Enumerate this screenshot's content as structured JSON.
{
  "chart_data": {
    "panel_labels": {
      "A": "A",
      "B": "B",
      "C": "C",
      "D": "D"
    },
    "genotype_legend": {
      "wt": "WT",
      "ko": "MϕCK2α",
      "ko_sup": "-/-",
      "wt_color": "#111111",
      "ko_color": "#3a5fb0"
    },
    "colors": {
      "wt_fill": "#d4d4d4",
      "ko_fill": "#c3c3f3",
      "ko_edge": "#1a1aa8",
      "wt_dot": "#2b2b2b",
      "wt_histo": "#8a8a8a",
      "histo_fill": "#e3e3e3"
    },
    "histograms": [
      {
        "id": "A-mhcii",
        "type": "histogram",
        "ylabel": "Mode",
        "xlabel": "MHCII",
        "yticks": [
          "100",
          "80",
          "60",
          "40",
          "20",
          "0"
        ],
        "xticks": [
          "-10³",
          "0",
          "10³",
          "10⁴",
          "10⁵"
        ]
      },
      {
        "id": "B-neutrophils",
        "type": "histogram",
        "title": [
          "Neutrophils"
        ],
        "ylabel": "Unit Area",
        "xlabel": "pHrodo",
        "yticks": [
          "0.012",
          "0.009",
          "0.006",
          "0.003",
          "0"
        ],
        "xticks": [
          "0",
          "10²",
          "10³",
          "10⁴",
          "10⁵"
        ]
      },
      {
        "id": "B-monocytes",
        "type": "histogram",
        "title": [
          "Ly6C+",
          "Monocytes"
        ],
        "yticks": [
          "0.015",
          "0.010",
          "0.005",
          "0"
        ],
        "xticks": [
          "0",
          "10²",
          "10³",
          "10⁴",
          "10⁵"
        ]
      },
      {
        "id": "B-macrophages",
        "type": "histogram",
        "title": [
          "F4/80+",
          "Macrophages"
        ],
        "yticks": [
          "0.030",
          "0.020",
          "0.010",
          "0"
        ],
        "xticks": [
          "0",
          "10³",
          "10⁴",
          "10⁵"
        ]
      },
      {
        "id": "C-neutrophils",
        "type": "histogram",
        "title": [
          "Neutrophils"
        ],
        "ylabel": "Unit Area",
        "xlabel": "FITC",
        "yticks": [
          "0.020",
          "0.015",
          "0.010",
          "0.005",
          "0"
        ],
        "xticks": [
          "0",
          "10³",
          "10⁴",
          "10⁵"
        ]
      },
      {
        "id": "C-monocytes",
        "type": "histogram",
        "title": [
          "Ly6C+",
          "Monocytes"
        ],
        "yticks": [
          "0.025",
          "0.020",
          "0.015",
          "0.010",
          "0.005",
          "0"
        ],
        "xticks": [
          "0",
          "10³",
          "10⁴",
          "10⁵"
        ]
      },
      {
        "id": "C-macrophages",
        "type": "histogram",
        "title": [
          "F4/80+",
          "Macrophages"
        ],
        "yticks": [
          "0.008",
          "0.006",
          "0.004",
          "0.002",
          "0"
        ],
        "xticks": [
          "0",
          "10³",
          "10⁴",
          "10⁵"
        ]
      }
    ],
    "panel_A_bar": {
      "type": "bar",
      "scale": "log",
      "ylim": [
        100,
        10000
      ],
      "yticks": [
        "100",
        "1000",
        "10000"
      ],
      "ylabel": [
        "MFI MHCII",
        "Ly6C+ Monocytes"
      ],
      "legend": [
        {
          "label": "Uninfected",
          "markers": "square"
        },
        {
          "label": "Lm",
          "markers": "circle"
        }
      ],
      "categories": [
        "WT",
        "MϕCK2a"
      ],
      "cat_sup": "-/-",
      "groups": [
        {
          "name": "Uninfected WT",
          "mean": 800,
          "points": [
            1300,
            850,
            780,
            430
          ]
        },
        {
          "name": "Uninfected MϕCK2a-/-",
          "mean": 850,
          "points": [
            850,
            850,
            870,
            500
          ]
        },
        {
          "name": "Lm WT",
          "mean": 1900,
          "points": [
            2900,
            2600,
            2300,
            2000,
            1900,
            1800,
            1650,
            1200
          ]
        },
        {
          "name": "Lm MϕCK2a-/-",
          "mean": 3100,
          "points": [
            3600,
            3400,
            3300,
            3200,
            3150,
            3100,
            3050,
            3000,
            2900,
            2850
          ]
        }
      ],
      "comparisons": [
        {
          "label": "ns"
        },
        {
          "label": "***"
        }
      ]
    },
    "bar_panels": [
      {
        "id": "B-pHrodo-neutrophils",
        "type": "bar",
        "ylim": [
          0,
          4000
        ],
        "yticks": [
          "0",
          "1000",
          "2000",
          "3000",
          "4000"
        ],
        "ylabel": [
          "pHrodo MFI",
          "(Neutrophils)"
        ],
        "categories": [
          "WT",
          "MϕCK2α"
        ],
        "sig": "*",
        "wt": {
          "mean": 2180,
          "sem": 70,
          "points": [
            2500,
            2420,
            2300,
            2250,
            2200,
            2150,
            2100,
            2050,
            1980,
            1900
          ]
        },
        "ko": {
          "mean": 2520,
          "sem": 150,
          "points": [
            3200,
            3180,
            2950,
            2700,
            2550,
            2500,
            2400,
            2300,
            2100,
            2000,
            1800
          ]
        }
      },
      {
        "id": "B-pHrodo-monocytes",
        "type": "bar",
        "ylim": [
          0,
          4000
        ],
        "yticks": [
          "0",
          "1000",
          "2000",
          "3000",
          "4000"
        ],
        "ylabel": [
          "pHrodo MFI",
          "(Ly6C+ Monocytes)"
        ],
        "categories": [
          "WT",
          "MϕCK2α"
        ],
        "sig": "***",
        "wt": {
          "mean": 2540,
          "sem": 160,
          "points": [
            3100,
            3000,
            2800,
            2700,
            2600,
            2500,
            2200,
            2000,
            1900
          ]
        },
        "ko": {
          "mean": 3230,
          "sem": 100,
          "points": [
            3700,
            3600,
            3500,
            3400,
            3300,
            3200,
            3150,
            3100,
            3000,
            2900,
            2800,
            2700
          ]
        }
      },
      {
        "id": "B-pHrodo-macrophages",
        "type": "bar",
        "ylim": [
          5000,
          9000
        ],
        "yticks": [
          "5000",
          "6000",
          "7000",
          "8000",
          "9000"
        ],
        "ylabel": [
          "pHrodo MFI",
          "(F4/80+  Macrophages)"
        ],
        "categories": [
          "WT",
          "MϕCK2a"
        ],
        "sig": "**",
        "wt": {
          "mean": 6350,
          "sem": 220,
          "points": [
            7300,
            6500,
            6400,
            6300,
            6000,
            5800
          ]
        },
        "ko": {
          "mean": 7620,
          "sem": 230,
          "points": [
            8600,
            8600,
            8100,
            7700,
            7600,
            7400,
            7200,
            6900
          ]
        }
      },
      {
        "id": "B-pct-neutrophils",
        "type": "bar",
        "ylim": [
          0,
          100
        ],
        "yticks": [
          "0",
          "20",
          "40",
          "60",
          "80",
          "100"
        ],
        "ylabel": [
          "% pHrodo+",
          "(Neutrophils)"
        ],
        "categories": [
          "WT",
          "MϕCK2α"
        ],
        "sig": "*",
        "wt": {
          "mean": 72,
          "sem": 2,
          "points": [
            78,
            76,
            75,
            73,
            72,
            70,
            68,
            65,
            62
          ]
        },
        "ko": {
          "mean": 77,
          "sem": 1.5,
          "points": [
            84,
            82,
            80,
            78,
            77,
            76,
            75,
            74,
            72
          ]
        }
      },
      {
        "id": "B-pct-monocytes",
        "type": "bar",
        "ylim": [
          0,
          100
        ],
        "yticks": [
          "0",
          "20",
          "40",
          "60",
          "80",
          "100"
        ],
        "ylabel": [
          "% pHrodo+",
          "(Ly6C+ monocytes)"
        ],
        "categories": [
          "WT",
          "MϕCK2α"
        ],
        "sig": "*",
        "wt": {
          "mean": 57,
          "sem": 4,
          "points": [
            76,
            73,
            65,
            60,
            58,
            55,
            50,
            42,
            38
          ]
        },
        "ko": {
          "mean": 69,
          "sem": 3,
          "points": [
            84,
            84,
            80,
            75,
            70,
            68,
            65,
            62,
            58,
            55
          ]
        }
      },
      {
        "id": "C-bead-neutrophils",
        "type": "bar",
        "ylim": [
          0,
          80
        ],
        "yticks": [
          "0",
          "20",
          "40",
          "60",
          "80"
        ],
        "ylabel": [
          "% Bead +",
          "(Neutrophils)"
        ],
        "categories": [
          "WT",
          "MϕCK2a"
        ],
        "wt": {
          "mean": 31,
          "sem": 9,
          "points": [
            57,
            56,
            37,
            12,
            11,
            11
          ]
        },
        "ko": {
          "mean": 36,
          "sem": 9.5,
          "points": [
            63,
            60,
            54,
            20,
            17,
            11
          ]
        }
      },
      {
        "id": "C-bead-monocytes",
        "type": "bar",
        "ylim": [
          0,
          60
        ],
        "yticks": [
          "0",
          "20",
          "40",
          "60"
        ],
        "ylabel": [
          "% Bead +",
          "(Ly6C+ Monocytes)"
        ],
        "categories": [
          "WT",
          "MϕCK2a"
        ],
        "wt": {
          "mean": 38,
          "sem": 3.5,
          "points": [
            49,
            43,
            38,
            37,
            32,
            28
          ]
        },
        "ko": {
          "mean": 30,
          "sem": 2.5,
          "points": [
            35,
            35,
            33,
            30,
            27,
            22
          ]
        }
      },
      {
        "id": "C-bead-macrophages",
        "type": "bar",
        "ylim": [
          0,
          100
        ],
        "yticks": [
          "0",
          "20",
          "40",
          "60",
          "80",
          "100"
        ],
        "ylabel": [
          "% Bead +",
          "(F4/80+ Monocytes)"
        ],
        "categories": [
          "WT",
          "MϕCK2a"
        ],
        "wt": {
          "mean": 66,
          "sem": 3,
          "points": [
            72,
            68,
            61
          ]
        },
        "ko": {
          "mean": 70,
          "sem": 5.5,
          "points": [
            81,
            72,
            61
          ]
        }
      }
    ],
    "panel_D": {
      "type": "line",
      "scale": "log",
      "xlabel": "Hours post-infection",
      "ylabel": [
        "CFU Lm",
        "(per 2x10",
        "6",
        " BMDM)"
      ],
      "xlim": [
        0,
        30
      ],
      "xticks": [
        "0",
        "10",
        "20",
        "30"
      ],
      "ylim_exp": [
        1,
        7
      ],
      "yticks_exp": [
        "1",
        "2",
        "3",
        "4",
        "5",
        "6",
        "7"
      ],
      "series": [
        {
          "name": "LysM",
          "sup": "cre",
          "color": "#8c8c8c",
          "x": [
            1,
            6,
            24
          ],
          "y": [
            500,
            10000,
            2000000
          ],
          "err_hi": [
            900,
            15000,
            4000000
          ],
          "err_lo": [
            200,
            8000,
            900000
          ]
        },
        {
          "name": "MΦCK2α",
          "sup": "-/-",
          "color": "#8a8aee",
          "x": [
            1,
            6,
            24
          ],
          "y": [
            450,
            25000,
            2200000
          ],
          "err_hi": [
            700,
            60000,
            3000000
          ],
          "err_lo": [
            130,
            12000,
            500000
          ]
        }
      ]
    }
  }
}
---
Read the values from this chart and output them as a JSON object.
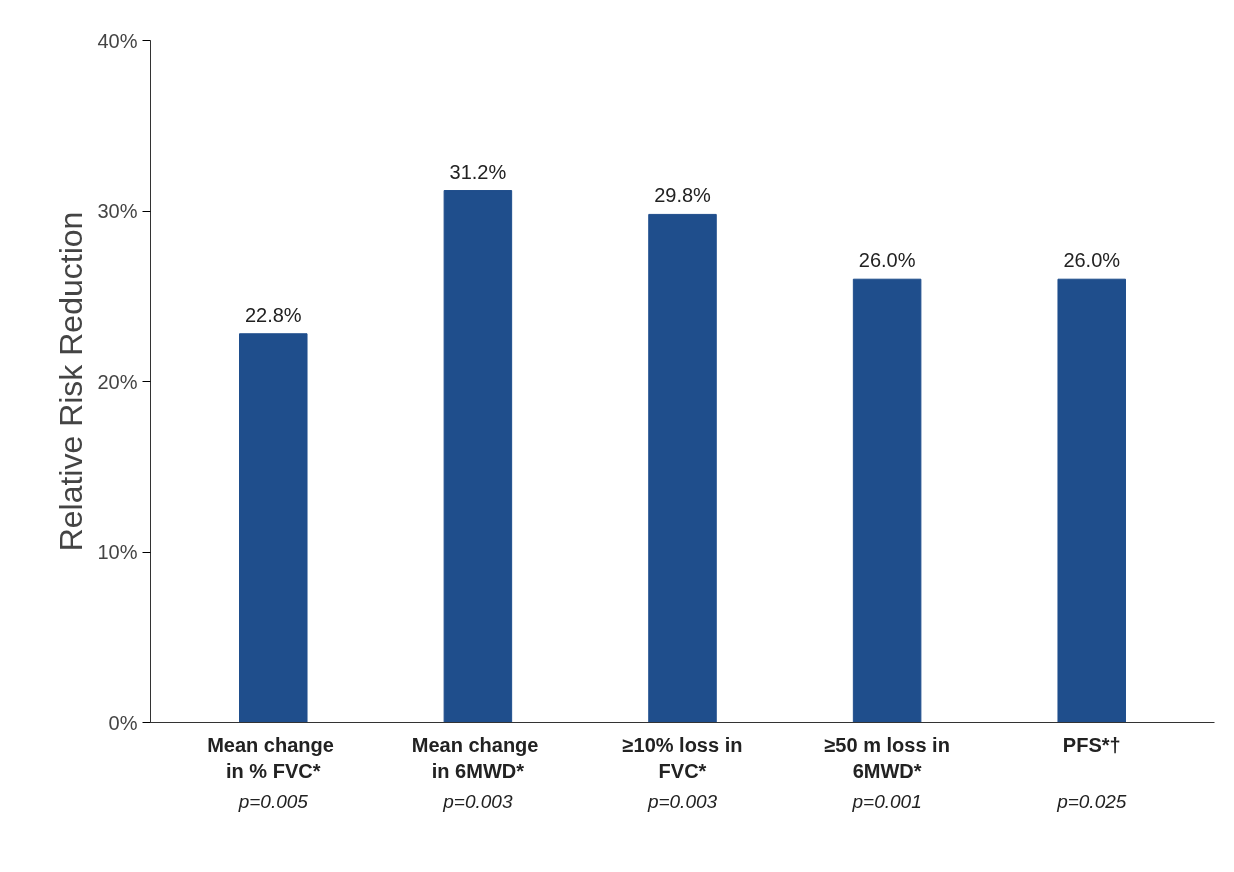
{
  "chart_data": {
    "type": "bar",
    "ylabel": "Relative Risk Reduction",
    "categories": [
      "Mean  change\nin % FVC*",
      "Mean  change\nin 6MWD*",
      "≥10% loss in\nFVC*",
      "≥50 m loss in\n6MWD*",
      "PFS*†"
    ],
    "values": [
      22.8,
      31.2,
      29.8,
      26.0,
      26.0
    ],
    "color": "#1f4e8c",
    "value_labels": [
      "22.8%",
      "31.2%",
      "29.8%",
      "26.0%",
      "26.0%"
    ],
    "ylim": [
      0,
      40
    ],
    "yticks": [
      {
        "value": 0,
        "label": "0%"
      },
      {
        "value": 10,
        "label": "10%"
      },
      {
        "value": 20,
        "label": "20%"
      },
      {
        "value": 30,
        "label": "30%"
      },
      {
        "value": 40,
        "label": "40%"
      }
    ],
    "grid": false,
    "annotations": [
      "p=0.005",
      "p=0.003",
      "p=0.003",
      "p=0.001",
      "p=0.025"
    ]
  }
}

Stated task
Go through the entries above and pull out each line with "name" in it.

Output of the task
          "name": "Uninfected WT",
          "name": "Uninfected MϕCK2a-/-",
          "name": "Lm WT",
          "name": "Lm MϕCK2a-/-",
          "name": "LysM",
          "name": "MΦCK2α",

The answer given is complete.